» **Aim**: Write out all entries word for word.

=== Material supplied ===

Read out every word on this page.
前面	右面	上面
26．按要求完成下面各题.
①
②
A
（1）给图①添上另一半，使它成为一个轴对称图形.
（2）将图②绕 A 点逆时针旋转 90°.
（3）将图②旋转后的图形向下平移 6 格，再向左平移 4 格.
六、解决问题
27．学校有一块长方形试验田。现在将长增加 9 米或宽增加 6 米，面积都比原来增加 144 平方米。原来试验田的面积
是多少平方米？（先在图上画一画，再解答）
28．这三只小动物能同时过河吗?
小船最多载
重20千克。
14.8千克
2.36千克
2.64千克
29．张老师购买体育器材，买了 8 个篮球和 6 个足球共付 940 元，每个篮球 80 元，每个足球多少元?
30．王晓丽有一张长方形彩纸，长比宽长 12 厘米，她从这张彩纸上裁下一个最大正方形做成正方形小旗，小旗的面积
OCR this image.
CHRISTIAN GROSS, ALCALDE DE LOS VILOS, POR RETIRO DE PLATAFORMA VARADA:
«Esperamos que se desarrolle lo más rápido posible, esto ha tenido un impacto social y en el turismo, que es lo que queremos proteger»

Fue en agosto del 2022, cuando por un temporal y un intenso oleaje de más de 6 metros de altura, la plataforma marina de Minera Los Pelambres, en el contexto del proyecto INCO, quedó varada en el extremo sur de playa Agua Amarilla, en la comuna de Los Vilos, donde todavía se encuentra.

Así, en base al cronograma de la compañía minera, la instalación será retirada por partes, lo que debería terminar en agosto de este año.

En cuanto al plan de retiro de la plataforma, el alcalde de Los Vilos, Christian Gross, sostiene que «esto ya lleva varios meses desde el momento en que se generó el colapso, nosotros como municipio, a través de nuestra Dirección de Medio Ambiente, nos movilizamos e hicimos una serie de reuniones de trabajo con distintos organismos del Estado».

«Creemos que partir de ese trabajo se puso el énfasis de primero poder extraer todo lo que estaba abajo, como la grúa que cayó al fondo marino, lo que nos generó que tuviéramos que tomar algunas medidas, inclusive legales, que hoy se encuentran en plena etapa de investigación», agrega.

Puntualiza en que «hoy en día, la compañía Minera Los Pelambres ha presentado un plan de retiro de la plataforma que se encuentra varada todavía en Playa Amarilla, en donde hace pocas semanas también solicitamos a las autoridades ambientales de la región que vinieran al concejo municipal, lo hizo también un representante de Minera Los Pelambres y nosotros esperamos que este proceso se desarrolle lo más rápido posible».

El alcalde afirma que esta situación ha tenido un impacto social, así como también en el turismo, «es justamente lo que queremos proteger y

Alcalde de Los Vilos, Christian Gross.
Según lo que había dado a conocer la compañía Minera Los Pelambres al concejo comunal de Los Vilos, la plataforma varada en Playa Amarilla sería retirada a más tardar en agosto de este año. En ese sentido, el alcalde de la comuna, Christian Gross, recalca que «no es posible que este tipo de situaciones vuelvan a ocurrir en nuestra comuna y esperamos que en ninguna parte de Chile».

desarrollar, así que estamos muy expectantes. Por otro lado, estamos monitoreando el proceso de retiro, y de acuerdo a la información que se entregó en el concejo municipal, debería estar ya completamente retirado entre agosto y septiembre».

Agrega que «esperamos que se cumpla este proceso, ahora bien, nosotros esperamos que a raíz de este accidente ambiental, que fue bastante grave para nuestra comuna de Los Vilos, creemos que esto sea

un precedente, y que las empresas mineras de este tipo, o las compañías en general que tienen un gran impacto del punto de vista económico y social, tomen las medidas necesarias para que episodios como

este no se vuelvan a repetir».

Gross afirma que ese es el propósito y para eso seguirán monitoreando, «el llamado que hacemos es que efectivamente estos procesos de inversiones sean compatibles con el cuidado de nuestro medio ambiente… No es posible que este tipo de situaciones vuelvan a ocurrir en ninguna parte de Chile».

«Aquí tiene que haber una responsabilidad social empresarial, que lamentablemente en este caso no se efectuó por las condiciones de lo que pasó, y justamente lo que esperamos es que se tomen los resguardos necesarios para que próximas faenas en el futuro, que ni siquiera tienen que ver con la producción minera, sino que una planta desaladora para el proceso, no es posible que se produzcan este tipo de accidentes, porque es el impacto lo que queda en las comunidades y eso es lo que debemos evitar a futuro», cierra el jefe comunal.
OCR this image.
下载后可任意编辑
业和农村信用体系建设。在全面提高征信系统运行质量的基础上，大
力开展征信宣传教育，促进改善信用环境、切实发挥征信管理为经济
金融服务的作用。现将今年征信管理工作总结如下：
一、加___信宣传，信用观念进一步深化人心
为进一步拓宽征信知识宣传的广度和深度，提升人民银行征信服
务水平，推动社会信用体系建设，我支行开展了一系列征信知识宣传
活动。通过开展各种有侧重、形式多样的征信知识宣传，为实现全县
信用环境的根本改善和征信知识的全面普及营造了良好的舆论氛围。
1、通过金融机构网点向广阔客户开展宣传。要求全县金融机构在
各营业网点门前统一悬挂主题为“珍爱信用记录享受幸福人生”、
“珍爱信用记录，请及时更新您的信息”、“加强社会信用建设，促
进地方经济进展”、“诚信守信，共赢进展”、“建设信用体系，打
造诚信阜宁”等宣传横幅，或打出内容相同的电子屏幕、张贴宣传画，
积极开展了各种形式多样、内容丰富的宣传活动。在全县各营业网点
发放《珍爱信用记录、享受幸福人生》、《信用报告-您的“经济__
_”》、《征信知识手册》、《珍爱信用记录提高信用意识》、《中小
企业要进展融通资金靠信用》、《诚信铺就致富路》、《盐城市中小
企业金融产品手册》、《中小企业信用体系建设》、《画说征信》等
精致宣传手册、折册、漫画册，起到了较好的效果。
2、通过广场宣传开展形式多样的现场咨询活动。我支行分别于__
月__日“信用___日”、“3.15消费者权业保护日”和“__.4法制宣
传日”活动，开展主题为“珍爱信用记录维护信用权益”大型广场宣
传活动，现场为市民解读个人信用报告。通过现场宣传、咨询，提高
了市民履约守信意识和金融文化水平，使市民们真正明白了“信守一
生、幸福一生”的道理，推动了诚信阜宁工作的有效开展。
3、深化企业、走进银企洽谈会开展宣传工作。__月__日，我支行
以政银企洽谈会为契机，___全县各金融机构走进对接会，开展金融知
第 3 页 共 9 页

===

» **Answer to the problem**:
Read out every word on this page.
前面	右面	上面
26．按要求完成下面各题.
①
②
A
（1）给图①添上另一半，使它成为一个轴对称图形.
（2）将图②绕 A 点逆时针旋转 90°.
（3）将图②旋转后的图形向下平移 6 格，再向左平移 4 格.
六、解决问题
27．学校有一块长方形试验田。现在将长增加 9 米或宽增加 6 米，面积都比原来增加 144 平方米。原来试验田的面积
是多少平方米？（先在图上画一画，再解答）
28．这三只小动物能同时过河吗?
小船最多载
重20千克。
14.8千克
2.36千克
2.64千克
29．张老师购买体育器材，买了 8 个篮球和 6 个足球共付 940 元，每个篮球 80 元，每个足球多少元?
30．王晓丽有一张长方形彩纸，长比宽长 12 厘米，她从这张彩纸上裁下一个最大正方形做成正方形小旗，小旗的面积
OCR this image.
CHRISTIAN GROSS, ALCALDE DE LOS VILOS, POR RETIRO DE PLATAFORMA VARADA:
«Esperamos que se desarrolle lo más rápido posible, esto ha tenido un impacto social y en el turismo, que es lo que queremos proteger»

Fue en agosto del 2022, cuando por un temporal y un intenso oleaje de más de 6 metros de altura, la plataforma marina de Minera Los Pelambres, en el contexto del proyecto INCO, quedó varada en el extremo sur de playa Agua Amarilla, en la comuna de Los Vilos, donde todavía se encuentra.

Así, en base al cronograma de la compañía minera, la instalación será retirada por partes, lo que debería terminar en agosto de este año.

En cuanto al plan de retiro de la plataforma, el alcalde de Los Vilos, Christian Gross, sostiene que «esto ya lleva varios meses desde el momento en que se generó el colapso, nosotros como municipio, a través de nuestra Dirección de Medio Ambiente, nos movilizamos e hicimos una serie de reuniones de trabajo con distintos organismos del Estado».

«Creemos que partir de ese trabajo se puso el énfasis de primero poder extraer todo lo que estaba abajo, como la grúa que cayó al fondo marino, lo que nos generó que tuviéramos que tomar algunas medidas, inclusive legales, que hoy se encuentran en plena etapa de investigación», agrega.

Puntualiza en que «hoy en día, la compañía Minera Los Pelambres ha presentado un plan de retiro de la plataforma que se encuentra varada todavía en Playa Amarilla, en donde hace pocas semanas también solicitamos a las autoridades ambientales de la región que vinieran al concejo municipal, lo hizo también un representante de Minera Los Pelambres y nosotros esperamos que este proceso se desarrolle lo más rápido posible».

El alcalde afirma que esta situación ha tenido un impacto social, así como también en el turismo, «es justamente lo que queremos proteger y

Alcalde de Los Vilos, Christian Gross.
Según lo que había dado a conocer la compañía Minera Los Pelambres al concejo comunal de Los Vilos, la plataforma varada en Playa Amarilla sería retirada a más tardar en agosto de este año. En ese sentido, el alcalde de la comuna, Christian Gross, recalca que «no es posible que este tipo de situaciones vuelvan a ocurrir en nuestra comuna y esperamos que en ninguna parte de Chile».

desarrollar, así que estamos muy expectantes. Por otro lado, estamos monitoreando el proceso de retiro, y de acuerdo a la información que se entregó en el concejo municipal, debería estar ya completamente retirado entre agosto y septiembre».

Agrega que «esperamos que se cumpla este proceso, ahora bien, nosotros esperamos que a raíz de este accidente ambiental, que fue bastante grave para nuestra comuna de Los Vilos, creemos que esto sea

un precedente, y que las empresas mineras de este tipo, o las compañías en general que tienen un gran impacto del punto de vista económico y social, tomen las medidas necesarias para que episodios como

este no se vuelvan a repetir».

Gross afirma que ese es el propósito y para eso seguirán monitoreando, «el llamado que hacemos es que efectivamente estos procesos de inversiones sean compatibles con el cuidado de nuestro medio ambiente… No es posible que este tipo de situaciones vuelvan a ocurrir en ninguna parte de Chile».

«Aquí tiene que haber una responsabilidad social empresarial, que lamentablemente en este caso no se efectuó por las condiciones de lo que pasó, y justamente lo que esperamos es que se tomen los resguardos necesarios para que próximas faenas en el futuro, que ni siquiera tienen que ver con la producción minera, sino que una planta desaladora para el proceso, no es posible que se produzcan este tipo de accidentes, porque es el impacto lo que queda en las comunidades y eso es lo que debemos evitar a futuro», cierra el jefe comunal.
OCR this image.
下载后可任意编辑
业和农村信用体系建设。在全面提高征信系统运行质量的基础上，大
力开展征信宣传教育，促进改善信用环境、切实发挥征信管理为经济
金融服务的作用。现将今年征信管理工作总结如下：
一、加___信宣传，信用观念进一步深化人心
为进一步拓宽征信知识宣传的广度和深度，提升人民银行征信服
务水平，推动社会信用体系建设，我支行开展了一系列征信知识宣传
活动。通过开展各种有侧重、形式多样的征信知识宣传，为实现全县
信用环境的根本改善和征信知识的全面普及营造了良好的舆论氛围。
1、通过金融机构网点向广阔客户开展宣传。要求全县金融机构在
各营业网点门前统一悬挂主题为“珍爱信用记录享受幸福人生”、
“珍爱信用记录，请及时更新您的信息”、“加强社会信用建设，促
进地方经济进展”、“诚信守信，共赢进展”、“建设信用体系，打
造诚信阜宁”等宣传横幅，或打出内容相同的电子屏幕、张贴宣传画，
积极开展了各种形式多样、内容丰富的宣传活动。在全县各营业网点
发放《珍爱信用记录、享受幸福人生》、《信用报告-您的“经济__
_”》、《征信知识手册》、《珍爱信用记录提高信用意识》、《中小
企业要进展融通资金靠信用》、《诚信铺就致富路》、《盐城市中小
企业金融产品手册》、《中小企业信用体系建设》、《画说征信》等
精致宣传手册、折册、漫画册，起到了较好的效果。
2、通过广场宣传开展形式多样的现场咨询活动。我支行分别于__
月__日“信用___日”、“3.15消费者权业保护日”和“__.4法制宣
传日”活动，开展主题为“珍爱信用记录维护信用权益”大型广场宣
传活动，现场为市民解读个人信用报告。通过现场宣传、咨询，提高
了市民履约守信意识和金融文化水平，使市民们真正明白了“信守一
生、幸福一生”的道理，推动了诚信阜宁工作的有效开展。
3、深化企业、走进银企洽谈会开展宣传工作。__月__日，我支行
以政银企洽谈会为契机，___全县各金融机构走进对接会，开展金融知
第 3 页 共 9 页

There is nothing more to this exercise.